### WHAT IS ASKED:
Print the listing below exactly.

### Stored entries:
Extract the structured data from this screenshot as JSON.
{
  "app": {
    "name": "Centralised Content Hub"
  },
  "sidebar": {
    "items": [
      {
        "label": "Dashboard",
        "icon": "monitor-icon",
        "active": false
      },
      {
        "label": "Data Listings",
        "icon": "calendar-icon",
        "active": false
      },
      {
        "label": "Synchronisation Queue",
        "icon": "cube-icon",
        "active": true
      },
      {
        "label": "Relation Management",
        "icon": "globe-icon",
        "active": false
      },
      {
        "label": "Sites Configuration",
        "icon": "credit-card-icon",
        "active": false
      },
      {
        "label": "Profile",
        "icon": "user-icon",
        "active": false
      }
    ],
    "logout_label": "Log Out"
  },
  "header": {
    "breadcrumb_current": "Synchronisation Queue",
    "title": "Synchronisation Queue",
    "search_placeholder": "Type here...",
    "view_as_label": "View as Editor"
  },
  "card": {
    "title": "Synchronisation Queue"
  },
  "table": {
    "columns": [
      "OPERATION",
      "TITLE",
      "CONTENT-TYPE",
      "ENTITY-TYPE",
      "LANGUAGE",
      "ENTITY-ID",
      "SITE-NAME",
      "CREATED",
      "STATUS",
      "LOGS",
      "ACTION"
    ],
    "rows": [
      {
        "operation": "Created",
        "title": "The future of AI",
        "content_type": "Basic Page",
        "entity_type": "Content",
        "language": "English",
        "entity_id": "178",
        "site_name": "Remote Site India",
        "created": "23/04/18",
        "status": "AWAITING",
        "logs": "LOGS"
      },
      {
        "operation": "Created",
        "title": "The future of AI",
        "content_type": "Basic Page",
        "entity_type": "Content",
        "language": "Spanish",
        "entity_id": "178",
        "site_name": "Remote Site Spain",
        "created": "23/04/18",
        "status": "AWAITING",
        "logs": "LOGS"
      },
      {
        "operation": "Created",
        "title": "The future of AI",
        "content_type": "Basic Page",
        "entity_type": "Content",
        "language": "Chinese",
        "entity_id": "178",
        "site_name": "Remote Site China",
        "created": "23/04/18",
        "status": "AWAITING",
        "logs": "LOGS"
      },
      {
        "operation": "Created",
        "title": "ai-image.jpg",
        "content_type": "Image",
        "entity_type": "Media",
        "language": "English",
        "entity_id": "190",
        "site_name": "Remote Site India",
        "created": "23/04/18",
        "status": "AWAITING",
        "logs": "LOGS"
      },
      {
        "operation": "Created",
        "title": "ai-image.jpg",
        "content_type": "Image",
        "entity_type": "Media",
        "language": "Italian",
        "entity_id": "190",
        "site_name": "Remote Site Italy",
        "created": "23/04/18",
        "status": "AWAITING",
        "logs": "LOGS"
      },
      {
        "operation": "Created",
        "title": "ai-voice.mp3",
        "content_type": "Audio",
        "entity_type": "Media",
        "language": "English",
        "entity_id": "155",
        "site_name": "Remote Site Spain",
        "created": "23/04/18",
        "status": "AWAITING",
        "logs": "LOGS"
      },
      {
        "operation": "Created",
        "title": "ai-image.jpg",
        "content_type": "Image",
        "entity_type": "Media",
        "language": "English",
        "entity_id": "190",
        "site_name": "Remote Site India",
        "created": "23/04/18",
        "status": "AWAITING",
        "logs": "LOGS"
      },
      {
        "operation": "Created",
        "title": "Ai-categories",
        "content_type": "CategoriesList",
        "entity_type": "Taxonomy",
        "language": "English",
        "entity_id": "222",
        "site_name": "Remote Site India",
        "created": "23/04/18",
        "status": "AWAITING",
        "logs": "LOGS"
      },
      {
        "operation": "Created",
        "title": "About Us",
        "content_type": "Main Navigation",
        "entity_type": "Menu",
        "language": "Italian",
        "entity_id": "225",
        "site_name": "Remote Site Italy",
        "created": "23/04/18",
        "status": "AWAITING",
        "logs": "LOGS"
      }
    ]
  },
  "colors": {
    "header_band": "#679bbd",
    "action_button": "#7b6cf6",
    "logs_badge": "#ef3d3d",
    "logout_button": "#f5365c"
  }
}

### TASK ANSWER:
Extract the structured data from this screenshot as JSON.
{
  "app": {
    "name": "Centralised Content Hub"
  },
  "sidebar": {
    "items": [
      {
        "label": "Dashboard",
        "icon": "monitor-icon",
        "active": false
      },
      {
        "label": "Data Listings",
        "icon": "calendar-icon",
        "active": false
      },
      {
        "label": "Synchronisation Queue",
        "icon": "cube-icon",
        "active": true
      },
      {
        "label": "Relation Management",
        "icon": "globe-icon",
        "active": false
      },
      {
        "label": "Sites Configuration",
        "icon": "credit-card-icon",
        "active": false
      },
      {
        "label": "Profile",
        "icon": "user-icon",
        "active": false
      }
    ],
    "logout_label": "Log Out"
  },
  "header": {
    "breadcrumb_current": "Synchronisation Queue",
    "title": "Synchronisation Queue",
    "search_placeholder": "Type here...",
    "view_as_label": "View as Editor"
  },
  "card": {
    "title": "Synchronisation Queue"
  },
  "table": {
    "columns": [
      "OPERATION",
      "TITLE",
      "CONTENT-TYPE",
      "ENTITY-TYPE",
      "LANGUAGE",
      "ENTITY-ID",
      "SITE-NAME",
      "CREATED",
      "STATUS",
      "LOGS",
      "ACTION"
    ],
    "rows": [
      {
        "operation": "Created",
        "title": "The future of AI",
        "content_type": "Basic Page",
        "entity_type": "Content",
        "language": "English",
        "entity_id": "178",
        "site_name": "Remote Site India",
        "created": "23/04/18",
        "status": "AWAITING",
        "logs": "LOGS"
      },
      {
        "operation": "Created",
        "title": "The future of AI",
        "content_type": "Basic Page",
        "entity_type": "Content",
        "language": "Spanish",
        "entity_id": "178",
        "site_name": "Remote Site Spain",
        "created": "23/04/18",
        "status": "AWAITING",
        "logs": "LOGS"
      },
      {
        "operation": "Created",
        "title": "The future of AI",
        "content_type": "Basic Page",
        "entity_type": "Content",
        "language": "Chinese",
        "entity_id": "178",
        "site_name": "Remote Site China",
        "created": "23/04/18",
        "status": "AWAITING",
        "logs": "LOGS"
      },
      {
        "operation": "Created",
        "title": "ai-image.jpg",
        "content_type": "Image",
        "entity_type": "Media",
        "language": "English",
        "entity_id": "190",
        "site_name": "Remote Site India",
        "created": "23/04/18",
        "status": "AWAITING",
        "logs": "LOGS"
      },
      {
        "operation": "Created",
        "title": "ai-image.jpg",
        "content_type": "Image",
        "entity_type": "Media",
        "language": "Italian",
        "entity_id": "190",
        "site_name": "Remote Site Italy",
        "created": "23/04/18",
        "status": "AWAITING",
        "logs": "LOGS"
      },
      {
        "operation": "Created",
        "title": "ai-voice.mp3",
        "content_type": "Audio",
        "entity_type": "Media",
        "language": "English",
        "entity_id": "155",
        "site_name": "Remote Site Spain",
        "created": "23/04/18",
        "status": "AWAITING",
        "logs": "LOGS"
      },
      {
        "operation": "Created",
        "title": "ai-image.jpg",
        "content_type": "Image",
        "entity_type": "Media",
        "language": "English",
        "entity_id": "190",
        "site_name": "Remote Site India",
        "created": "23/04/18",
        "status": "AWAITING",
        "logs": "LOGS"
      },
      {
        "operation": "Created",
        "title": "Ai-categories",
        "content_type": "CategoriesList",
        "entity_type": "Taxonomy",
        "language": "English",
        "entity_id": "222",
        "site_name": "Remote Site India",
        "created": "23/04/18",
        "status": "AWAITING",
        "logs": "LOGS"
      },
      {
        "operation": "Created",
        "title": "About Us",
        "content_type": "Main Navigation",
        "entity_type": "Menu",
        "language": "Italian",
        "entity_id": "225",
        "site_name": "Remote Site Italy",
        "created": "23/04/18",
        "status": "AWAITING",
        "logs": "LOGS"
      }
    ]
  },
  "colors": {
    "header_band": "#679bbd",
    "action_button": "#7b6cf6",
    "logs_badge": "#ef3d3d",
    "logout_button": "#f5365c"
  }
}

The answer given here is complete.